Goal -
Locate the lines of the listing below that hold "pozor", then copy each of them.

Input for this task -
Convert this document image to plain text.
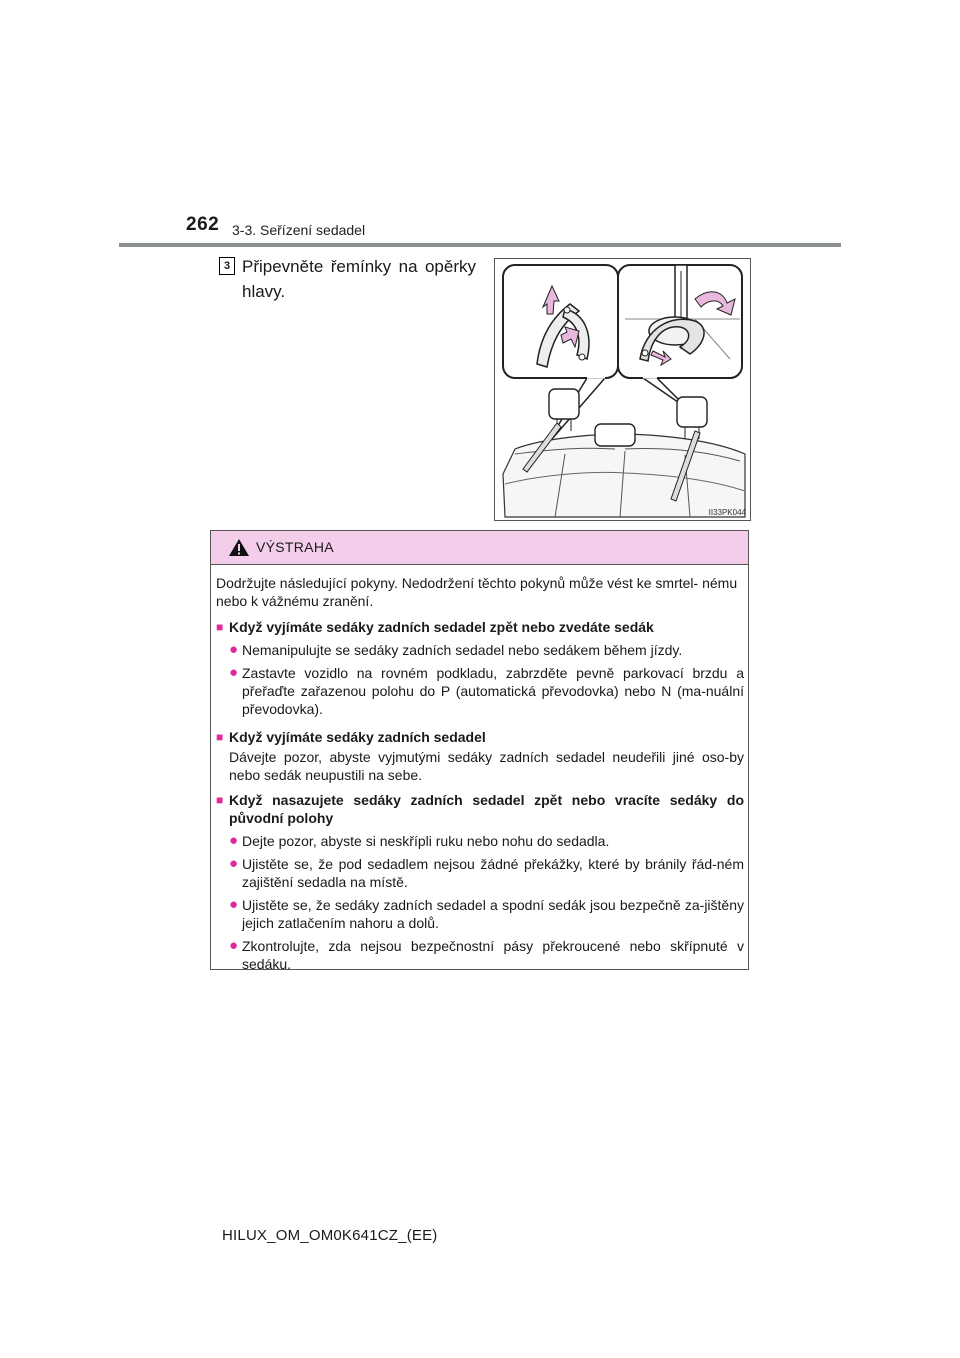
262 3-3. Seřízení sedadel
3 Připevněte řemínky na opěrky hlavy.
II33PK044
VÝSTRAHA

Dodržujte následující pokyny. Nedodržení těchto pokynů může vést ke smrtel- nému nebo k vážnému zranění.

■ Když vyjímáte sedáky zadních sedadel zpět nebo zvedáte sedák
● Nemanipulujte se sedáky zadních sedadel nebo sedákem během jízdy.
● Zastavte vozidlo na rovném podkladu, zabrzděte pevně parkovací brzdu a přeřaďte zařazenou polohu do P (automatická převodovka) nebo N (ma-nuální převodovka).
■ Když vyjímáte sedáky zadních sedadel

Dávejte pozor, abyste vyjmutými sedáky zadních sedadel neudeřili jiné oso-by nebo sedák neupustili na sebe.

■ Když nasazujete sedáky zadních sedadel zpět nebo vracíte sedáky do původní polohy
● Dejte pozor, abyste si neskřípli ruku nebo nohu do sedadla.
● Ujistěte se, že pod sedadlem nejsou žádné překážky, které by bránily řád-ném zajištění sedadla na místě.
● Ujistěte se, že sedáky zadních sedadel a spodní sedák jsou bezpečně za-jištěny jejich zatlačením nahoru a dolů.
● Zkontrolujte, zda nejsou bezpečnostní pásy překroucené nebo skřípnuté v sedáku.
HILUX_OM_OM0K641CZ_(EE)
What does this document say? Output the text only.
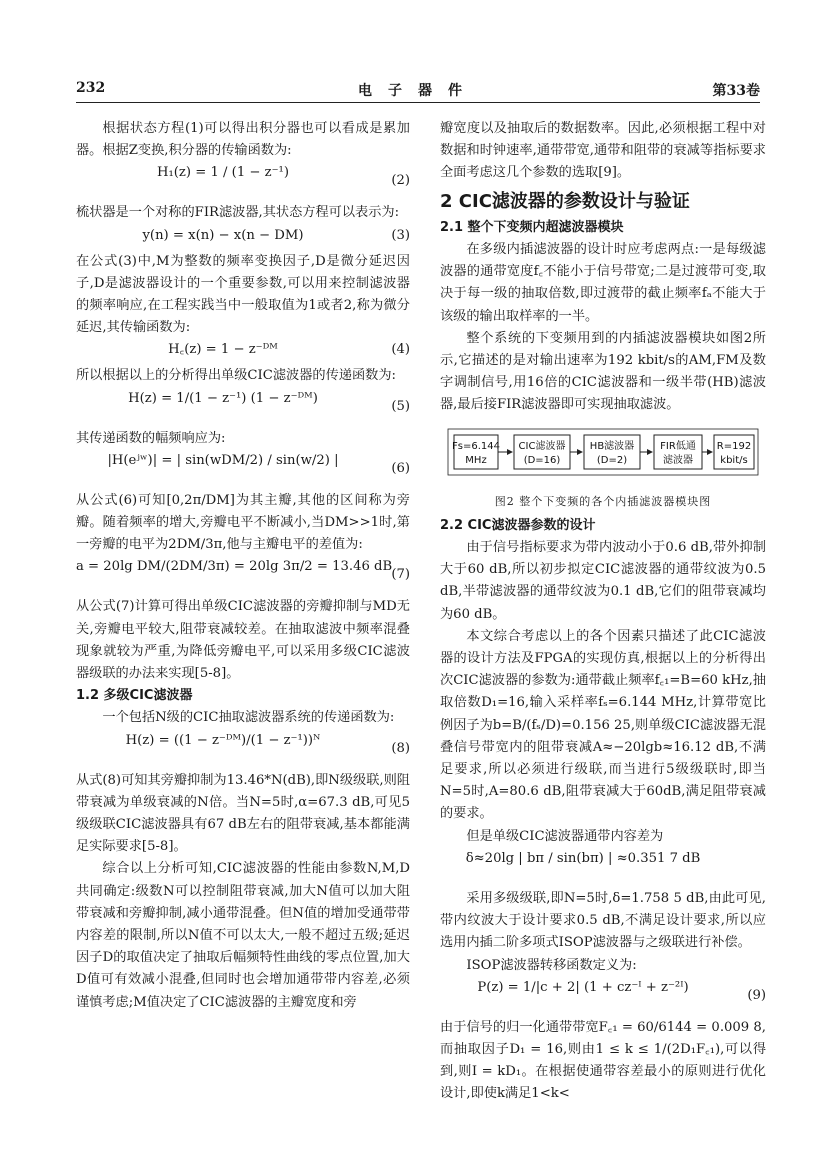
232	电子器件	第33卷

根据状态方程(1)可以得出积分器也可以看成是累加器。根据Z变换,积分器的传输函数为:

H₁(z) = 1 / (1 − z⁻¹)
(2)

梳状器是一个对称的FIR滤波器,其状态方程可以表示为:

y(n) = x(n) − x(n − DM)	(3)

在公式(3)中,M为整数的频率变换因子,D是微分延迟因子,D是滤波器设计的一个重要参数,可以用来控制滤波器的频率响应,在工程实践当中一般取值为1或者2,称为微分延迟,其传输函数为:

H꜀(z) = 1 − z⁻ᴰᴹ	(4)

所以根据以上的分析得出单级CIC滤波器的传递函数为:

H(z) = 1/(1 − z⁻¹) (1 − z⁻ᴰᴹ)
(5)

其传递函数的幅频响应为:

|H(eʲʷ)| = | sin(wDM/2) / sin(w/2) |
(6)

从公式(6)可知[0,2π/DM]为其主瓣,其他的区间称为旁瓣。随着频率的增大,旁瓣电平不断减小,当DM>>1时,第一旁瓣的电平为2DM/3π,他与主瓣电平的差值为:

a = 20lg DM/(2DM/3π) = 20lg 3π/2 = 13.46 dB
(7)

从公式(7)计算可得出单级CIC滤波器的旁瓣抑制与MD无关,旁瓣电平较大,阻带衰减较差。在抽取滤波中频率混叠现象就较为严重,为降低旁瓣电平,可以采用多级CIC滤波器级联的办法来实现[5-8]。

1.2 多级CIC滤波器

一个包括N级的CIC抽取滤波器系统的传递函数为:

H(z) = ((1 − z⁻ᴰᴹ)/(1 − z⁻¹))ᴺ
(8)

从式(8)可知其旁瓣抑制为13.46*N(dB),即N级级联,则阻带衰减为单级衰减的N倍。当N=5时,α=67.3 dB,可见5级级联CIC滤波器具有67 dB左右的阻带衰减,基本都能满足实际要求[5-8]。

综合以上分析可知,CIC滤波器的性能由参数N,M,D共同确定:级数N可以控制阻带衰减,加大N值可以加大阻带衰减和旁瓣抑制,减小通带混叠。但N值的增加受通带带内容差的限制,所以N值不可以太大,一般不超过五级;延迟因子D的取值决定了抽取后幅频特性曲线的零点位置,加大D值可有效减小混叠,但同时也会增加通带带内容差,必须谨慎考虑;M值决定了CIC滤波器的主瓣宽度和旁

瓣宽度以及抽取后的数据数率。因此,必须根据工程中对数据和时钟速率,通带带宽,通带和阻带的衰减等指标要求全面考虑这几个参数的选取[9]。

2 CIC滤波器的参数设计与验证
2.1 整个下变频内超滤波器模块

在多级内插滤波器的设计时应考虑两点:一是每级滤波器的通带宽度f꜀不能小于信号带宽;二是过渡带可变,取决于每一级的抽取倍数,即过渡带的截止频率fₐ不能大于该级的输出取样率的一半。

整个系统的下变频用到的内插滤波器模块如图2所示,它描述的是对输出速率为192 kbit/s的AM,FM及数字调制信号,用16倍的CIC滤波器和一级半带(HB)滤波器,最后接FIR滤波器即可实现抽取滤波。

Fs=6.144
MHz
CIC滤波器
(D=16)
HB滤波器
(D=2)
FIR低通
滤波器
R=192
kbit/s
图2 整个下变频的各个内插滤波器模块图
2.2 CIC滤波器参数的设计

由于信号指标要求为带内波动小于0.6 dB,带外抑制大于60 dB,所以初步拟定CIC滤波器的通带纹波为0.5 dB,半带滤波器的通带纹波为0.1 dB,它们的阻带衰减均为60 dB。

本文综合考虑以上的各个因素只描述了此CIC滤波器的设计方法及FPGA的实现仿真,根据以上的分析得出次CIC滤波器的参数为:通带截止频率f꜀₁=B=60 kHz,抽取倍数D₁=16,输入采样率fₛ=6.144 MHz,计算带宽比例因子为b=B/(fₛ/D)=0.156 25,则单级CIC滤波器无混叠信号带宽内的阻带衰减A≈−20lgb≈16.12 dB,不满足要求,所以必须进行级联,而当进行5级级联时,即当N=5时,A=80.6 dB,阻带衰减大于60dB,满足阻带衰减的要求。

但是单级CIC滤波器通带内容差为

δ≈20lg | bπ / sin(bπ) | ≈0.351 7 dB

采用多级级联,即N=5时,δ=1.758 5 dB,由此可见,带内纹波大于设计要求0.5 dB,不满足设计要求,所以应选用内插二阶多项式ISOP滤波器与之级联进行补偿。

ISOP滤波器转移函数定义为:

P(z) = 1/|c + 2| (1 + cz⁻ᴵ + z⁻²ᴵ)
(9)

由于信号的归一化通带带宽F꜀₁ = 60/6144 = 0.009 8,而抽取因子D₁ = 16,则由1 ≤ k ≤ 1/(2D₁F꜀₁),可以得到,则I = kD₁。在根据使通带容差最小的原则进行优化设计,即使k满足1<k<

Correct result -
Dávejte pozor, abyste vyjmutými sedáky zadních sedadel neudeřili jiné oso-by nebo sedák neupustili na sebe.
● Dejte pozor, abyste si neskřípli ruku nebo nohu do sedadla.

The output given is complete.